[Records from a collection of figures]

%%

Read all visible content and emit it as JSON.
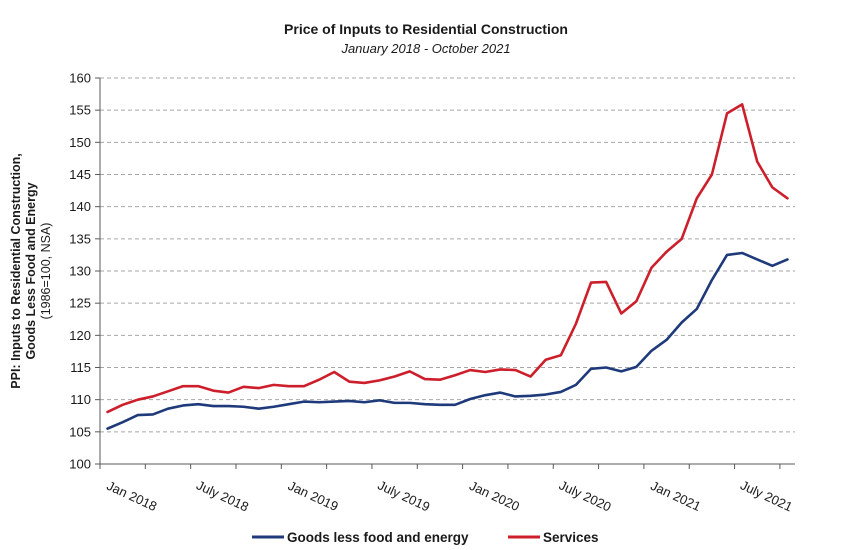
{
  "chart_data": {
    "type": "line",
    "title": "Price of Inputs to Residential Construction",
    "subtitle": "January 2018 - October 2021",
    "ylabel_line1": "PPI: Inputs to Residential Construction,",
    "ylabel_line2": "Goods Less Food and Energy",
    "ylabel_line3": "(1986=100, NSA)",
    "ylim": [
      100,
      160
    ],
    "yticks": [
      100,
      105,
      110,
      115,
      120,
      125,
      130,
      135,
      140,
      145,
      150,
      155,
      160
    ],
    "grid": true,
    "legend_position": "bottom",
    "x_tick_labels": [
      {
        "label": "Jan 2018",
        "index": 0
      },
      {
        "label": "July 2018",
        "index": 6
      },
      {
        "label": "Jan 2019",
        "index": 12
      },
      {
        "label": "July 2019",
        "index": 18
      },
      {
        "label": "Jan 2020",
        "index": 24
      },
      {
        "label": "July 2020",
        "index": 30
      },
      {
        "label": "Jan 2021",
        "index": 36
      },
      {
        "label": "July 2021",
        "index": 42
      }
    ],
    "x": [
      "2018-01",
      "2018-02",
      "2018-03",
      "2018-04",
      "2018-05",
      "2018-06",
      "2018-07",
      "2018-08",
      "2018-09",
      "2018-10",
      "2018-11",
      "2018-12",
      "2019-01",
      "2019-02",
      "2019-03",
      "2019-04",
      "2019-05",
      "2019-06",
      "2019-07",
      "2019-08",
      "2019-09",
      "2019-10",
      "2019-11",
      "2019-12",
      "2020-01",
      "2020-02",
      "2020-03",
      "2020-04",
      "2020-05",
      "2020-06",
      "2020-07",
      "2020-08",
      "2020-09",
      "2020-10",
      "2020-11",
      "2020-12",
      "2021-01",
      "2021-02",
      "2021-03",
      "2021-04",
      "2021-05",
      "2021-06",
      "2021-07",
      "2021-08",
      "2021-09",
      "2021-10"
    ],
    "series": [
      {
        "name": "Goods less food and energy",
        "color": "#1f3a7a",
        "values": [
          105.5,
          106.5,
          107.6,
          107.7,
          108.6,
          109.1,
          109.3,
          109.0,
          109.0,
          108.9,
          108.6,
          108.9,
          109.3,
          109.7,
          109.6,
          109.7,
          109.8,
          109.6,
          109.9,
          109.5,
          109.5,
          109.3,
          109.2,
          109.2,
          110.1,
          110.7,
          111.1,
          110.5,
          110.6,
          110.8,
          111.2,
          112.3,
          114.8,
          115.0,
          114.4,
          115.1,
          117.6,
          119.3,
          122.0,
          124.1,
          128.6,
          132.5,
          132.8,
          131.8,
          130.8,
          131.8
        ]
      },
      {
        "name": "Services",
        "color": "#cc1f2b",
        "values": [
          108.1,
          109.2,
          110.0,
          110.5,
          111.3,
          112.1,
          112.1,
          111.4,
          111.1,
          112.0,
          111.8,
          112.3,
          112.1,
          112.1,
          113.1,
          114.3,
          112.8,
          112.6,
          113.0,
          113.6,
          114.4,
          113.2,
          113.1,
          113.8,
          114.6,
          114.3,
          114.7,
          114.6,
          113.6,
          116.2,
          116.9,
          121.8,
          128.2,
          128.3,
          123.4,
          125.3,
          130.5,
          133.0,
          135.0,
          141.3,
          145.0,
          154.5,
          155.9,
          147.0,
          143.0,
          141.3
        ]
      }
    ]
  }
}
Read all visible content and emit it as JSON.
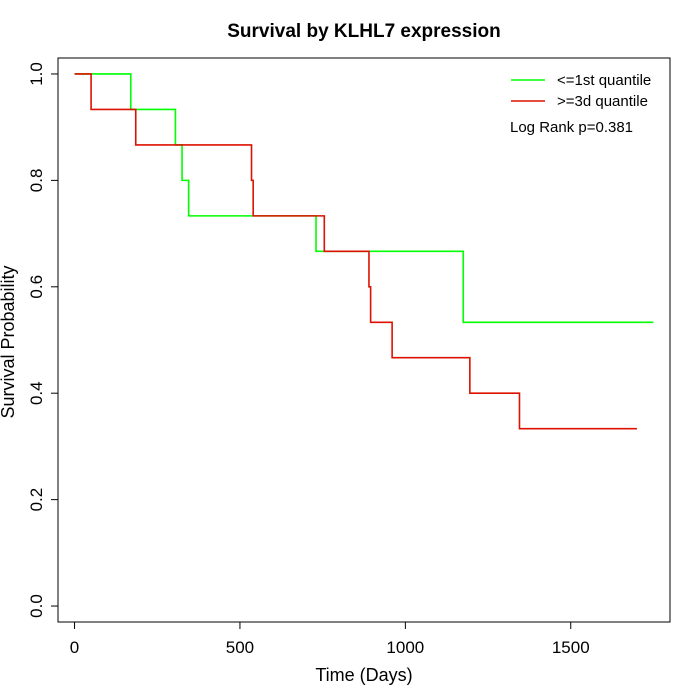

%%

**Exercise goal**. State only the count of lines above that hold the string "Construction".

**Solution for this task**. 2